▶ **Okuma Metni**
§ §

Makale

KURBAN ve AKÎKA

KURBAN ve AKİKA

Abdullah AYDEMİR
Erzurum Y. İslâm Enstitüsü öğretim Üyesi

KURBANIN TARİFİ:

Kurban; kurban bayramının kuşluk vaktinde Allah rızâsı için kesilen deve, sığır veya koyundur.

KURBANIN HÜKMÜ:

Hâli vakti yerinde olan, diğer bir ifade ile şer’an zengin olan hür, akıllı ve mukîm olan müslümana kurban kesmek vâciptir.

Kurban kesmenin vücûbuna Kur’ân-ı Kerîm’den delil şudur:

“Habîbim, o halde Rabbin için namaz kıl. Kurban kes!1

Sünnetten deliller:

1) “Kim bayram namazı kılınmadan kurban keserse, yeniden başka bir hayvan kesmek sûretiyle kurbanını iade etsin!2

2) Ebû Eyyub el-Ensârî’nin rivayetine göre: “Peygamberimiz’in devrinde yaşayan zengin müslümanlar hem kendileri ve hem de âileleri için kurban keserlerdi.”3

3) Bir başka hadîste Efendimiz (s.a.v.); “Malî kudreti yerinde olan kim­se kurban kesmezse, o bizim namazgâhımıza sakın yaklaşmasın!4 buyurmuştur.

§ §

▶ **Veri Kümesi**
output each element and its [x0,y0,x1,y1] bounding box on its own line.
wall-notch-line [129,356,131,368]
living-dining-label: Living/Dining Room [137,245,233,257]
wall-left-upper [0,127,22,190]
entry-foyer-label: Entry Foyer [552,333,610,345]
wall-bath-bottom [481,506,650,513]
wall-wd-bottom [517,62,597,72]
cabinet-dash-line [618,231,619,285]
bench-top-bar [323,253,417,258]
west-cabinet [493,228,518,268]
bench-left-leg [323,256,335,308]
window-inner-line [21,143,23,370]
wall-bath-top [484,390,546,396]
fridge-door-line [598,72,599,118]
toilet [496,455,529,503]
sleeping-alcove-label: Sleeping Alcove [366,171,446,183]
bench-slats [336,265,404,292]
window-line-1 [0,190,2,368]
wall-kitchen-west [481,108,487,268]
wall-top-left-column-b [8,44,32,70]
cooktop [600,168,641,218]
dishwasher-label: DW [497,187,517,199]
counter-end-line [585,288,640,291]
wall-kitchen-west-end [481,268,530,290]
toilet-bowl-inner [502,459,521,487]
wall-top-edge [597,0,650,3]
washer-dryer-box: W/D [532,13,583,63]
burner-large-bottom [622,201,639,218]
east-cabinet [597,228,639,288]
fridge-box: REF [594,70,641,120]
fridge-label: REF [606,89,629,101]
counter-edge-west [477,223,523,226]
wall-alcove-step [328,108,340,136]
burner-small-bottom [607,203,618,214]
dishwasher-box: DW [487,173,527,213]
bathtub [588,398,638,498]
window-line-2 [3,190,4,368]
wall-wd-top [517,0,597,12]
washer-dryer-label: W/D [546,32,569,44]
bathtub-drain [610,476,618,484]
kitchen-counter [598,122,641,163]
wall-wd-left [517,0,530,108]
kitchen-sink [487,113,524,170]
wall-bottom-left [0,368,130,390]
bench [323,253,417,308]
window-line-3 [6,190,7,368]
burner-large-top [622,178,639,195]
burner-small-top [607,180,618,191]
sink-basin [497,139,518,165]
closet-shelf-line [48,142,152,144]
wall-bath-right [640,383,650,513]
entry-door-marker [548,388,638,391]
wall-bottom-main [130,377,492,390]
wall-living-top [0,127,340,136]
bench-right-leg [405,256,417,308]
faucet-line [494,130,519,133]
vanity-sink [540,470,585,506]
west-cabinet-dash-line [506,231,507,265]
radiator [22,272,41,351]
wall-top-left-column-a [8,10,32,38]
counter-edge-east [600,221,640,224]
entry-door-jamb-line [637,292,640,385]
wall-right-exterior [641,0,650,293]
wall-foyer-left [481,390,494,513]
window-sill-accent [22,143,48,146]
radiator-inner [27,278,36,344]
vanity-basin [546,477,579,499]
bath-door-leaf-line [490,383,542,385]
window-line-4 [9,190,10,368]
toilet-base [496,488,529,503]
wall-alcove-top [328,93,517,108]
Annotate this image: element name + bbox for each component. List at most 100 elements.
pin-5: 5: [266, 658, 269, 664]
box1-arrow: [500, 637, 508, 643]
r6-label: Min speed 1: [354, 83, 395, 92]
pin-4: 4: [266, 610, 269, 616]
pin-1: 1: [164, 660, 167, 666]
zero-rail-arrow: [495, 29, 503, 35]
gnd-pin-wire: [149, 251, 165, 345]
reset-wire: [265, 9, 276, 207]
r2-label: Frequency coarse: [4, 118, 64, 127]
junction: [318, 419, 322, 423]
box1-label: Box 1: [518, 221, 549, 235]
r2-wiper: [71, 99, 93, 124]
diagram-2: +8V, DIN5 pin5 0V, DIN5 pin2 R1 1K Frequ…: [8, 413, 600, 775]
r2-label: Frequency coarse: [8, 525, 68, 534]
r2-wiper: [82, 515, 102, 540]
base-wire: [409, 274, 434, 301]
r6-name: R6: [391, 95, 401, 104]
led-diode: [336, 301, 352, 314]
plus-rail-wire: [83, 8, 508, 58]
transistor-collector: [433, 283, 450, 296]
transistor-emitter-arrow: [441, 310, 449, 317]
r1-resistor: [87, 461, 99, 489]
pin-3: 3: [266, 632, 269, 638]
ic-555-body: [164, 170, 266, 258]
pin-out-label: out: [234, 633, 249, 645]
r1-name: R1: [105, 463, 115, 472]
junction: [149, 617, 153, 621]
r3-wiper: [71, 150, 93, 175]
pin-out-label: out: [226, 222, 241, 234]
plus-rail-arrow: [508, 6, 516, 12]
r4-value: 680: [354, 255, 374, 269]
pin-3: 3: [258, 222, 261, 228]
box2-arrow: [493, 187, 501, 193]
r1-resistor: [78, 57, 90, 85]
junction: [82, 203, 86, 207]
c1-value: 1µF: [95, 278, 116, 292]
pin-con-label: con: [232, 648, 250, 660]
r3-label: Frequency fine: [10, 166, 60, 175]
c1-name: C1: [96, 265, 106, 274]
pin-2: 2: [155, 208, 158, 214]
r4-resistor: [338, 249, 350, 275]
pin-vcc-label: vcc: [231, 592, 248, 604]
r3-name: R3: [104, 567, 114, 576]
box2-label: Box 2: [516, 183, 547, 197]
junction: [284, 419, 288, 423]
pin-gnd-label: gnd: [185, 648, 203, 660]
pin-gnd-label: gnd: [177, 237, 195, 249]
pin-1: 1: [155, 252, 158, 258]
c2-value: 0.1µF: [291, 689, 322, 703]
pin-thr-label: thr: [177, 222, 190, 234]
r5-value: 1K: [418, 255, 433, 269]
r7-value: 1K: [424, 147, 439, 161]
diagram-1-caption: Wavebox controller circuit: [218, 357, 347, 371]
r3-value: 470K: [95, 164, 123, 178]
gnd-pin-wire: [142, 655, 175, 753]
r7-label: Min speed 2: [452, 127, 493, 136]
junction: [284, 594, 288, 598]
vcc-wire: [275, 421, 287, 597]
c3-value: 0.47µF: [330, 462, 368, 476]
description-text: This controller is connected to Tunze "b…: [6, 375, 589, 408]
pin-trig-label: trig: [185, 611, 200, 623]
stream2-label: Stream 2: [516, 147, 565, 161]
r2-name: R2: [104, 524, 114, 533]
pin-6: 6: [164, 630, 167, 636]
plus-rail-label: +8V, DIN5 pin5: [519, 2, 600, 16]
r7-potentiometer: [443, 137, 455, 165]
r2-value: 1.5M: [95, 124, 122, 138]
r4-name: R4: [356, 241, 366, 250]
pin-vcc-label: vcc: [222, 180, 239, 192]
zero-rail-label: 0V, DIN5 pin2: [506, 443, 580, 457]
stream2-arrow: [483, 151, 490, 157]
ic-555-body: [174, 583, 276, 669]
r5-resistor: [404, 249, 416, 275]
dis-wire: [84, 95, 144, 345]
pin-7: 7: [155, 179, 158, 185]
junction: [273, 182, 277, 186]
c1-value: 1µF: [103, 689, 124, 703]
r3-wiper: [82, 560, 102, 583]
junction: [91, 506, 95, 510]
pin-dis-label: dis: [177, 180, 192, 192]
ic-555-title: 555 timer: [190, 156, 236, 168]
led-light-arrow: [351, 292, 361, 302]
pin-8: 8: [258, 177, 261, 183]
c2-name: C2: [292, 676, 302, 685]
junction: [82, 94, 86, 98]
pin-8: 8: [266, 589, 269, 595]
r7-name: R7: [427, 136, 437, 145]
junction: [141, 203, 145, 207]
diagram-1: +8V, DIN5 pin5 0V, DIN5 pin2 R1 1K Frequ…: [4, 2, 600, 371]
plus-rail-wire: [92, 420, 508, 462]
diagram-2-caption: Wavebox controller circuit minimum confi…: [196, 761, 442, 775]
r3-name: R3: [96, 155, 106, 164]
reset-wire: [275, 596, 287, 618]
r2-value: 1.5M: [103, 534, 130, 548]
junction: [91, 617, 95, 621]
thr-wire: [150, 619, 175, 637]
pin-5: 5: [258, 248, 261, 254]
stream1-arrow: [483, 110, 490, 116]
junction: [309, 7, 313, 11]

§ §

▶ **Görevler ve Alıştırmalar**
A) Kurban ve akika konulu metinde kurban olarak kesildiği belirtilen hayvanların hepsini sıralayın.
B) Kurban ve akika konulu metnin devamını, son cümlesinin ardından yazarak tamamlayın.
Kayıtların bu işle hiçbir ilgisi yoktur.

▶ **Nihai Sonuçlar**
A) Deve, sığır, koyun.

B)
KURBANIN SEVABI:

Kurban kesmenin faziletine dâir Hz. Peygamber (s.a.v.) den pek çok ha­dîs rivâyet edilmiştir. Birkaç tanesi:

1. “Müslüman olan kimse kurban bayramında Allah rızâsı için ‘kan akıt­mak’ (kurban kesmek) ten daha sevaplı bir iş yapmış olamaz. Allah için kur­ban edilen hayvan, kıyâmet gününde boynuzlan, tırnakları, kıl ve tüyleri ile birlikte hazır bulunur. Kurbanın kam henüz yere düşmeden Allah onu kabûl buyurur...”5

2. Sahâbeden bâzıları Efendimiz’e kurbanın mahiyetini sormuşlardı. Bu­nun üzerine kendilerine şu cevabı verdi: “Bu kurban, babanız İbrâhim (a.s.) in sünnetidir.” Sahâbe; “Acaba bize bundan dolayı bir sevap var mı?” diye suallerini yenileyince Efendimiz; “Evet, herbir kılma karşı Allah bir sevap verecektir.” buyurdu. Sahâbe tüyleri ve yünleri için de sevap olup olmadığını sorunca Efendimiz (s.a.v.); “Evet, herbir tüy ve yünü için de bir sevap vardır.” buyurdu«.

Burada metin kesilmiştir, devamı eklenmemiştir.